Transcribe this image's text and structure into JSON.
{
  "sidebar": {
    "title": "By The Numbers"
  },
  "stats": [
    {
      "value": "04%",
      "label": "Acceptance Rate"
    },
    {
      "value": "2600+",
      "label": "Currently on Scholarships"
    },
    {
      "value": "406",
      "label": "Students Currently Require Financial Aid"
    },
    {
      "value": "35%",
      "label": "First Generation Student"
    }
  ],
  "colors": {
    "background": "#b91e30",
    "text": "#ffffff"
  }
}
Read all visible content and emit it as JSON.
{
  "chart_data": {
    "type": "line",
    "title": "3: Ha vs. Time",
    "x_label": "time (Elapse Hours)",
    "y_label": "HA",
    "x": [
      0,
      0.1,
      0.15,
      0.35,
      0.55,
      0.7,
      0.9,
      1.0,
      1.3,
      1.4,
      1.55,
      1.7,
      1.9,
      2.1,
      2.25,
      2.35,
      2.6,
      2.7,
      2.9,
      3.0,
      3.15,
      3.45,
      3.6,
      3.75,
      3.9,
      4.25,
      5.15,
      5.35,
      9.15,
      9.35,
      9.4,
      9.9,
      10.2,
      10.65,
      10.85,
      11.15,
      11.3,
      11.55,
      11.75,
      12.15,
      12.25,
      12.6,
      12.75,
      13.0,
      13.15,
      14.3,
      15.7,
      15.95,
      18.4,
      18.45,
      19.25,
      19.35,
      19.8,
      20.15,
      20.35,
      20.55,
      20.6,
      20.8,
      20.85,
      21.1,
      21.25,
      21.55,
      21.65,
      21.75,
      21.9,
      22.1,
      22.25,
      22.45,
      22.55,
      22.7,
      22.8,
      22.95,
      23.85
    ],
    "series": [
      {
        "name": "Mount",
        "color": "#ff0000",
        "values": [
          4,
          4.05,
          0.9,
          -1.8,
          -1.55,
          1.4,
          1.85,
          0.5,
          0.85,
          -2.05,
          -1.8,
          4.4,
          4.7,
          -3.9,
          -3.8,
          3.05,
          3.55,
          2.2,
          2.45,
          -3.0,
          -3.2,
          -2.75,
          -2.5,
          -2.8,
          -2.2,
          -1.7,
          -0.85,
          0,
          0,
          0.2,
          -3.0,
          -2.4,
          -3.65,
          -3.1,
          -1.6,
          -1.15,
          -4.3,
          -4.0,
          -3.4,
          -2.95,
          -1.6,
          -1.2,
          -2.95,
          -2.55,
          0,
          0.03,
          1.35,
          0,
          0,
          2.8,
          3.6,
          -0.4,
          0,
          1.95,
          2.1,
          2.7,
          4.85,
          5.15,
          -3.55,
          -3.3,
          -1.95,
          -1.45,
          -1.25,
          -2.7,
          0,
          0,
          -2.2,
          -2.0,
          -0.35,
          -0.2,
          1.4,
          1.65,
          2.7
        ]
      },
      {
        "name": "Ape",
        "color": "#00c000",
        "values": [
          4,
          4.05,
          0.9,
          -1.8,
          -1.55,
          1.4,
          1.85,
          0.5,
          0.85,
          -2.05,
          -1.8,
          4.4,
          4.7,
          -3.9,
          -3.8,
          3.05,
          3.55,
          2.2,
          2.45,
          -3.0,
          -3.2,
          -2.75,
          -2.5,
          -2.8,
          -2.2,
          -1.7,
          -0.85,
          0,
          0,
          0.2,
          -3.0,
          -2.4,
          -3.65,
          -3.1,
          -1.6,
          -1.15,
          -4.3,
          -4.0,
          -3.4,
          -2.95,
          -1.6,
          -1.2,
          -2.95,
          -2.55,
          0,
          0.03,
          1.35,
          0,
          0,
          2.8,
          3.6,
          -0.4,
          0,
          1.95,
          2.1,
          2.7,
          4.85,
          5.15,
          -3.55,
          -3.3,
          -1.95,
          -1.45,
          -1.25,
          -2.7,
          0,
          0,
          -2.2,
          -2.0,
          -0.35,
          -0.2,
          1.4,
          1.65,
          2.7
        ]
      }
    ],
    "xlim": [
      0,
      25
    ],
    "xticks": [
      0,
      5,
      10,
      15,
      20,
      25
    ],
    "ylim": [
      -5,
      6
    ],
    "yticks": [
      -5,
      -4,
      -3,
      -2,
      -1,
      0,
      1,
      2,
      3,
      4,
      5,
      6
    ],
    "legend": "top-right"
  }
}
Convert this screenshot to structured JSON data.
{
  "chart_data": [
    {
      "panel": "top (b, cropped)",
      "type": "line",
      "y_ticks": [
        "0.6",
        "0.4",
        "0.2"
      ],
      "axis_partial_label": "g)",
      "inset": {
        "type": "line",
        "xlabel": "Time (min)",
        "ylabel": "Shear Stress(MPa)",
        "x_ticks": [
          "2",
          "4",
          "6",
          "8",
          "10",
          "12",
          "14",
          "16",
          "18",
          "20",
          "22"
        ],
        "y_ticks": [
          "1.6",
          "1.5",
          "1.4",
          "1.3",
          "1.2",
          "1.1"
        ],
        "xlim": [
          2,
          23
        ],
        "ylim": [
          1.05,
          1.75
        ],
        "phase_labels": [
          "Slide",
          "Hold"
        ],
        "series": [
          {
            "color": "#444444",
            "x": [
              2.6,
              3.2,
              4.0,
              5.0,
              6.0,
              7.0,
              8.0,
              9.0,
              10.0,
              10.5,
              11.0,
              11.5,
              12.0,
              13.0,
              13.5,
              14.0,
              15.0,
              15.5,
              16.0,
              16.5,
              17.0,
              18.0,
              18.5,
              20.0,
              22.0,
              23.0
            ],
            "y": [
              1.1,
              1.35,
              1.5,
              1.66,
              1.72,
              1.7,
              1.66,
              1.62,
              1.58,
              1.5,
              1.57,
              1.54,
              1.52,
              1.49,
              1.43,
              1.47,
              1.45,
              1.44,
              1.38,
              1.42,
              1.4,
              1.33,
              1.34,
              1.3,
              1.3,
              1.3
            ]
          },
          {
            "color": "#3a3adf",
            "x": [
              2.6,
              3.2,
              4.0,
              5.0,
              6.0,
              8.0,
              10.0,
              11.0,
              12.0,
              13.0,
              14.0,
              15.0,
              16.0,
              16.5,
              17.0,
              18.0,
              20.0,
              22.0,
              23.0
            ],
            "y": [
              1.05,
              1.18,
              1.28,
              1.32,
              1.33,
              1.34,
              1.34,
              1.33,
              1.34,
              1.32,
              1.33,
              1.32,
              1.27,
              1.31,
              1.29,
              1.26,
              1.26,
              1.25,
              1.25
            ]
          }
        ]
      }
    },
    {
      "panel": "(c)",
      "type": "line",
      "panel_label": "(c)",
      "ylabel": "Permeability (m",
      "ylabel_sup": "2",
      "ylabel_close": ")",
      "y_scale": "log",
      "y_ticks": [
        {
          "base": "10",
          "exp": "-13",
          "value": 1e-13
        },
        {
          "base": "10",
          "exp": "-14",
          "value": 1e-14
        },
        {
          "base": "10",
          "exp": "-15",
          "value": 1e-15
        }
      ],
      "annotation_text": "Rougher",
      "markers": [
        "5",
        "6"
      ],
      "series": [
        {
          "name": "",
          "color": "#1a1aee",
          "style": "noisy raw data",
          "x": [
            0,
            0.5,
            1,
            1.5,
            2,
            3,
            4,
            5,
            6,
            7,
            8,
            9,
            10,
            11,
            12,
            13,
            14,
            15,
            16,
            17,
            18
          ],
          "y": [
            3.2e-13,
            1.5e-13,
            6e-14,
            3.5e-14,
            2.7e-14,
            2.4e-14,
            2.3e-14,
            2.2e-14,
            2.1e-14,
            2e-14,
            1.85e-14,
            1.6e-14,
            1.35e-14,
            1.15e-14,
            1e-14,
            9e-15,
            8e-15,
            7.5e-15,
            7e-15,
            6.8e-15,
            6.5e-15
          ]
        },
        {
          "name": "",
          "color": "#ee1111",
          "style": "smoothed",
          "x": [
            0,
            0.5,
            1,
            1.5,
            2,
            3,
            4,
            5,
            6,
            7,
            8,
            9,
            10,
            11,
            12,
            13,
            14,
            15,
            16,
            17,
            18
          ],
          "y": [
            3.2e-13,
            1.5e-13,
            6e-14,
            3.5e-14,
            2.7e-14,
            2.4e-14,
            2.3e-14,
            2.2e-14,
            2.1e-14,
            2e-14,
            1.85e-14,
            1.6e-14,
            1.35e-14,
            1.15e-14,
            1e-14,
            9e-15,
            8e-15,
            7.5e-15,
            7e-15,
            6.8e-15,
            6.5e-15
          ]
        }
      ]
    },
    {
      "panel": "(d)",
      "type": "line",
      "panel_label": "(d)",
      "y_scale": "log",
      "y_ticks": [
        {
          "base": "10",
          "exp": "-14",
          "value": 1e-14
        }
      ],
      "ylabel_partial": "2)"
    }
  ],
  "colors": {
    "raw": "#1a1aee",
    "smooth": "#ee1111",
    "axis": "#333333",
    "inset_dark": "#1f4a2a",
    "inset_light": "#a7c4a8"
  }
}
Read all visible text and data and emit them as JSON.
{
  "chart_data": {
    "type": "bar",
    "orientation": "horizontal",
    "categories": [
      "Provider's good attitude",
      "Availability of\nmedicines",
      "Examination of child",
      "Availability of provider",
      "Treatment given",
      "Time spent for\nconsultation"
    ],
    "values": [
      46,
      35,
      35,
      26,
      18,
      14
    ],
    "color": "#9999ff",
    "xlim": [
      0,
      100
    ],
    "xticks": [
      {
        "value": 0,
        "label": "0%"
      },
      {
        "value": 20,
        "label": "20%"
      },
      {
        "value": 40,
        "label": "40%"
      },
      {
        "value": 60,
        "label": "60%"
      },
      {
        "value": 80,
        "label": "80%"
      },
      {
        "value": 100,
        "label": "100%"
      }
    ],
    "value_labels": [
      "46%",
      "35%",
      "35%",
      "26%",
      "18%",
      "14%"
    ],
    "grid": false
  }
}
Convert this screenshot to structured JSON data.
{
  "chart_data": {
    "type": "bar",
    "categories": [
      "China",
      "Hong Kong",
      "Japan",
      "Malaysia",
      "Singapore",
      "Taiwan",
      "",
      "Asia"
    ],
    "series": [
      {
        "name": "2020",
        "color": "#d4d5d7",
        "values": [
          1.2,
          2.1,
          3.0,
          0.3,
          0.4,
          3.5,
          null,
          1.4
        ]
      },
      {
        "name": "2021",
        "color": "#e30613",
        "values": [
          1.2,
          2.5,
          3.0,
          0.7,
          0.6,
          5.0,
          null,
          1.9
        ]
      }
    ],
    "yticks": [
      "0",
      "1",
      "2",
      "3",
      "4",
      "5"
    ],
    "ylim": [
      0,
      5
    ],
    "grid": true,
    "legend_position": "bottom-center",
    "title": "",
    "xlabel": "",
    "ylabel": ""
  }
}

● ● ● ●

● WHAT YOU HAVE TO DO:
Find the word "Availability" in the data and show each line that holds it.

● COMPLETE RESPONSE:
      "Availability of\nmedicines",
      "Availability of provider",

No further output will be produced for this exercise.